# [Problem details]
Spot every line with the word "Beiträge" and return it.
◆ ◆ ◆ ◆ ◆
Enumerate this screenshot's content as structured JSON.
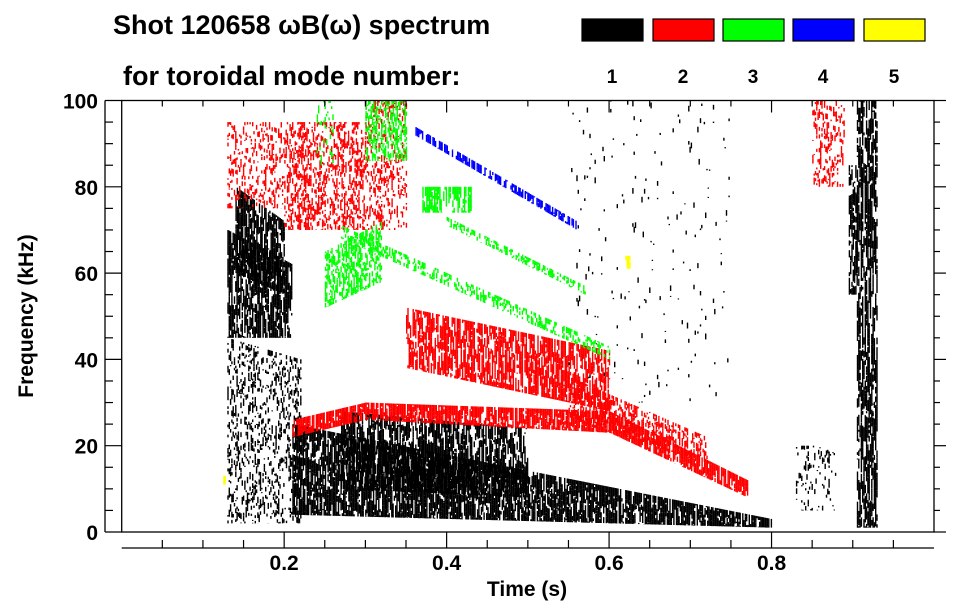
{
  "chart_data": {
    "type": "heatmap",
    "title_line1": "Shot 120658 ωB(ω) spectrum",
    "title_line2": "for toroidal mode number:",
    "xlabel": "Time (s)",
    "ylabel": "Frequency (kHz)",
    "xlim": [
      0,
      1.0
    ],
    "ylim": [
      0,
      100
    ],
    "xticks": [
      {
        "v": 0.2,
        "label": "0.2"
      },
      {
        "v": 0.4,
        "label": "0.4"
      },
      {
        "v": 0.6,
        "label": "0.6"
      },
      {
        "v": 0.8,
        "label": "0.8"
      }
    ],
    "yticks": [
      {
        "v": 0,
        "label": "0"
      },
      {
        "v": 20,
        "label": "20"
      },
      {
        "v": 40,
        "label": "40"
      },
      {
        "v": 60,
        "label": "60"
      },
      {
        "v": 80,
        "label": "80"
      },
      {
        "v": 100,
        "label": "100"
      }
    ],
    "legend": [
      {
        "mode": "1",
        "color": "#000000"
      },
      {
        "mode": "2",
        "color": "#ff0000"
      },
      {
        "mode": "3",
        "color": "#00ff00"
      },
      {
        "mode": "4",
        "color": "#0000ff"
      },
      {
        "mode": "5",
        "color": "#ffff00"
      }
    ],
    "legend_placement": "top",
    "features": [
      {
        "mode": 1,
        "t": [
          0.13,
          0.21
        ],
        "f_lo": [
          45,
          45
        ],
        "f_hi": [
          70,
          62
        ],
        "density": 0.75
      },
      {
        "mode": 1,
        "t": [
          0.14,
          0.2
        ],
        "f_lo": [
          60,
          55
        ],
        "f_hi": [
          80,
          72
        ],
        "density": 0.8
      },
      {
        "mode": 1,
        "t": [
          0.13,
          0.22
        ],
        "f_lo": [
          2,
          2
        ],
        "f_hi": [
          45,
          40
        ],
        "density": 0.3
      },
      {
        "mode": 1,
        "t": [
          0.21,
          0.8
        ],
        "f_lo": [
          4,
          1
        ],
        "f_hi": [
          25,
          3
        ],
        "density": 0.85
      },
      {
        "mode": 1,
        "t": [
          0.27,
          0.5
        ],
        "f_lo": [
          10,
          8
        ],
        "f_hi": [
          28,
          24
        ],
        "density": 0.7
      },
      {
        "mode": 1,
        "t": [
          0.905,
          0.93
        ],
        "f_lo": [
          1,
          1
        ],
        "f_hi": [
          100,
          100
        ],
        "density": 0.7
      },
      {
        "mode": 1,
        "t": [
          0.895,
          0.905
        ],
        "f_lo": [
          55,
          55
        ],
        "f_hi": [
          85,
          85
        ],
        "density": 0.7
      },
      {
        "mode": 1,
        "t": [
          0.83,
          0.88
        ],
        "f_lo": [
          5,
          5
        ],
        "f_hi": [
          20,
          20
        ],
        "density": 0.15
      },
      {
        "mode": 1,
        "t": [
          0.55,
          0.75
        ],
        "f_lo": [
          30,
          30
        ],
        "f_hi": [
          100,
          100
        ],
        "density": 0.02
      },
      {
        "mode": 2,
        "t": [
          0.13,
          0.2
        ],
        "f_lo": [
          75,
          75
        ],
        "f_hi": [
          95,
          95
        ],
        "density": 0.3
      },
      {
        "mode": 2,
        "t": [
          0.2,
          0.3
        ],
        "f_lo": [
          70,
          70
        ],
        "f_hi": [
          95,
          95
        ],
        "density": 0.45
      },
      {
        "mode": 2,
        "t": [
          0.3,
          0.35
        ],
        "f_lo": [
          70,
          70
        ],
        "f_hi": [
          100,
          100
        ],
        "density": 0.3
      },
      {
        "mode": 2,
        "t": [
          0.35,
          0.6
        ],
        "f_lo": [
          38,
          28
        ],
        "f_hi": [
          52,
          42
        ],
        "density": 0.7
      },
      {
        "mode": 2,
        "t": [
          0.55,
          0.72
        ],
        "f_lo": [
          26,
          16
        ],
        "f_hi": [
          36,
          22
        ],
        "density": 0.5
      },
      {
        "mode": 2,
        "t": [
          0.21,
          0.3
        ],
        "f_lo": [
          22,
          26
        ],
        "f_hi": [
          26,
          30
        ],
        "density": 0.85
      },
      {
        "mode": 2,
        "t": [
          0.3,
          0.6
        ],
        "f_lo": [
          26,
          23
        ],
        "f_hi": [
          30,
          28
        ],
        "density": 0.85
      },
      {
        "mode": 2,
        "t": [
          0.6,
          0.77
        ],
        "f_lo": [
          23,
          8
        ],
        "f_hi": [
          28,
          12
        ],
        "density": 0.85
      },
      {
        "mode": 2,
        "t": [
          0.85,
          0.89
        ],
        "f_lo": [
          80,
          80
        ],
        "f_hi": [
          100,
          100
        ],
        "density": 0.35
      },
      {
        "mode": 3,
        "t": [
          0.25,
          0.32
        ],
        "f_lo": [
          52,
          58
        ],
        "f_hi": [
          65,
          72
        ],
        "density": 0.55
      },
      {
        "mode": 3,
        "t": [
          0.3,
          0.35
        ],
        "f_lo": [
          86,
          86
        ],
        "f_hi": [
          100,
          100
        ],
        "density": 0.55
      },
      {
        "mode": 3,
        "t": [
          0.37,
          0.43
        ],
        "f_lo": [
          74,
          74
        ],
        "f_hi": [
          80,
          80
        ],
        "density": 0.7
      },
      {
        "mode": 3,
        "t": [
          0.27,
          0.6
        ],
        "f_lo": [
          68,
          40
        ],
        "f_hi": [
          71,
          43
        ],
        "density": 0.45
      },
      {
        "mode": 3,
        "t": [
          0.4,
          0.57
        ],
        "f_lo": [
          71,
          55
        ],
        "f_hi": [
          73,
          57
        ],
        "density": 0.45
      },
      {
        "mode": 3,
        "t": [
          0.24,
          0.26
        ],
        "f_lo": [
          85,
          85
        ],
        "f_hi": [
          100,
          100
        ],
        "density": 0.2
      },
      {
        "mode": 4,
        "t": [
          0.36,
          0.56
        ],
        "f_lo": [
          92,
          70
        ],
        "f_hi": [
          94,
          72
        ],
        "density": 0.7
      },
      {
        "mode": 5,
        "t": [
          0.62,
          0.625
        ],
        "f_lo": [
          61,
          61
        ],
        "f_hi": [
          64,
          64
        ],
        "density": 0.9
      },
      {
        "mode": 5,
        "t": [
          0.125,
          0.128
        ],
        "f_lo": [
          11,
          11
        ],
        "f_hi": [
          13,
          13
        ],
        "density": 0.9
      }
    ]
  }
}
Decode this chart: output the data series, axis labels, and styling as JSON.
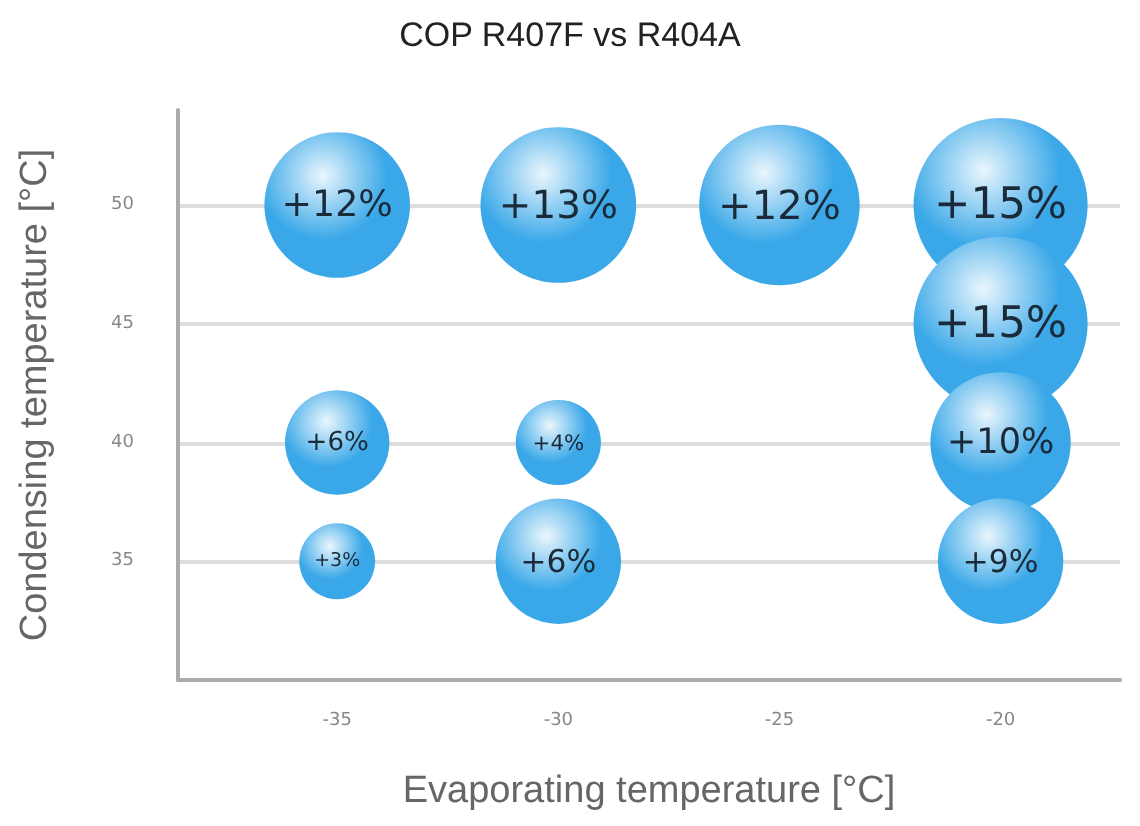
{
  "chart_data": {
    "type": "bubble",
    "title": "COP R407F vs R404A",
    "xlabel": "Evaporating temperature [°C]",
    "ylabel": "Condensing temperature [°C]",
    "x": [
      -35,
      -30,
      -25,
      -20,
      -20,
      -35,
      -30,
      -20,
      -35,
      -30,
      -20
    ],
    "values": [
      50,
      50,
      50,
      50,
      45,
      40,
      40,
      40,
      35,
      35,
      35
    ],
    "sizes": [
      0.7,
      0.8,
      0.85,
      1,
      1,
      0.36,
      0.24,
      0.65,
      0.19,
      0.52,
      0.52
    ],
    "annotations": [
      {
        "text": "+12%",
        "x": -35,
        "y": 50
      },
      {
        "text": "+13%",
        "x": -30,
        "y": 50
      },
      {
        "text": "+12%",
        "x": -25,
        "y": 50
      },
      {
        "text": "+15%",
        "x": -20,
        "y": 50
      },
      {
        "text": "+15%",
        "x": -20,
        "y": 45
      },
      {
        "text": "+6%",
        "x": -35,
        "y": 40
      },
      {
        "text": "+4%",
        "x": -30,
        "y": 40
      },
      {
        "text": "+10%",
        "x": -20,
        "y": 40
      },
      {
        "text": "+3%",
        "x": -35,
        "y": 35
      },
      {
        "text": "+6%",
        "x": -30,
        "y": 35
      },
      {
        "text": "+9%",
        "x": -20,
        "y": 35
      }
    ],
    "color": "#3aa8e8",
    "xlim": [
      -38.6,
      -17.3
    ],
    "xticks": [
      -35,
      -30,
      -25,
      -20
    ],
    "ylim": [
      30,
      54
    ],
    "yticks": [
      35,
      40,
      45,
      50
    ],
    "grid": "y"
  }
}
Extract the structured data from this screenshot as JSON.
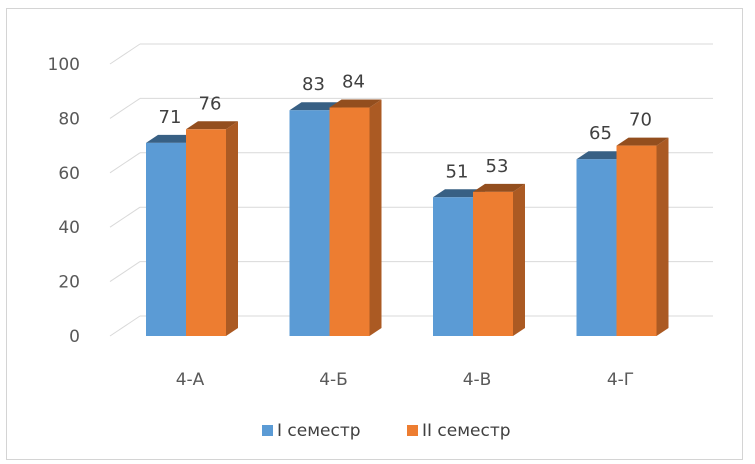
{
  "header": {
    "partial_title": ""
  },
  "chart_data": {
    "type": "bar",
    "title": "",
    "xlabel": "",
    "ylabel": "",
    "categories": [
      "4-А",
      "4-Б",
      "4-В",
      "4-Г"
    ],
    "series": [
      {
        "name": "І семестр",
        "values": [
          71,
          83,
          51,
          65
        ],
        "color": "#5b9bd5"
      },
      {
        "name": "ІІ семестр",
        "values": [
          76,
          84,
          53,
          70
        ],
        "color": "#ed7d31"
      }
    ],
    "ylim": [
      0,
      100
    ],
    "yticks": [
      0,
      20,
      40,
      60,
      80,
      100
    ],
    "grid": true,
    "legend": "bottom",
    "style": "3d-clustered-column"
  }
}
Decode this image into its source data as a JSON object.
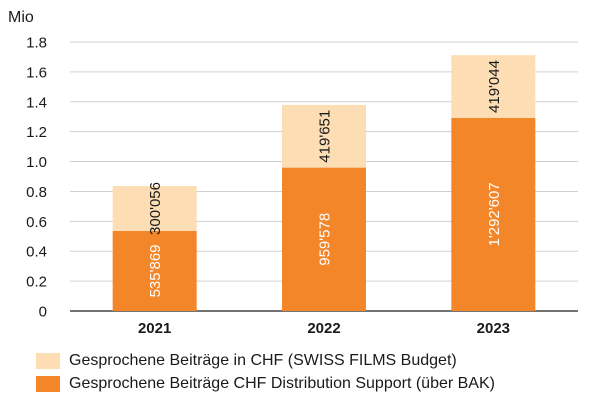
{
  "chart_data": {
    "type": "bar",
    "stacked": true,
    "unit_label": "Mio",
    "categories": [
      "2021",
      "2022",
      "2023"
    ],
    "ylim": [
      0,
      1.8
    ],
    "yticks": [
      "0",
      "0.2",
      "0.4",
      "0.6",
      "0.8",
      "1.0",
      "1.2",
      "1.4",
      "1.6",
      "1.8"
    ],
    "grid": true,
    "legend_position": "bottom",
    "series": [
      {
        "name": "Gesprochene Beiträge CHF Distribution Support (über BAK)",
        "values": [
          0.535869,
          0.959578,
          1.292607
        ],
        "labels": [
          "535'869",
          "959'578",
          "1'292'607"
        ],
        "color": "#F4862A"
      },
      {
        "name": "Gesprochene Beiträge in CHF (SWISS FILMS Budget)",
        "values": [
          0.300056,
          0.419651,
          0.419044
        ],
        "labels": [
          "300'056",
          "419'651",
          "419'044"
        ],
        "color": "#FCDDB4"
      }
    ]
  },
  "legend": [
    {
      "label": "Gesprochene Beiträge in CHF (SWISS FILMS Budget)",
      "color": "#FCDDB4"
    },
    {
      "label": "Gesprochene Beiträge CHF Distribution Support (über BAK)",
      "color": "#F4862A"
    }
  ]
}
◆ ◆ ◆ ◆ ◆
# [Solution to this task]
        "name": "Gesprochene Beiträge CHF Distribution Support (über BAK)",
        "name": "Gesprochene Beiträge in CHF (SWISS FILMS Budget)",
      "label": "Gesprochene Beiträge in CHF (SWISS FILMS Budget)",
      "label": "Gesprochene Beiträge CHF Distribution Support (über BAK)",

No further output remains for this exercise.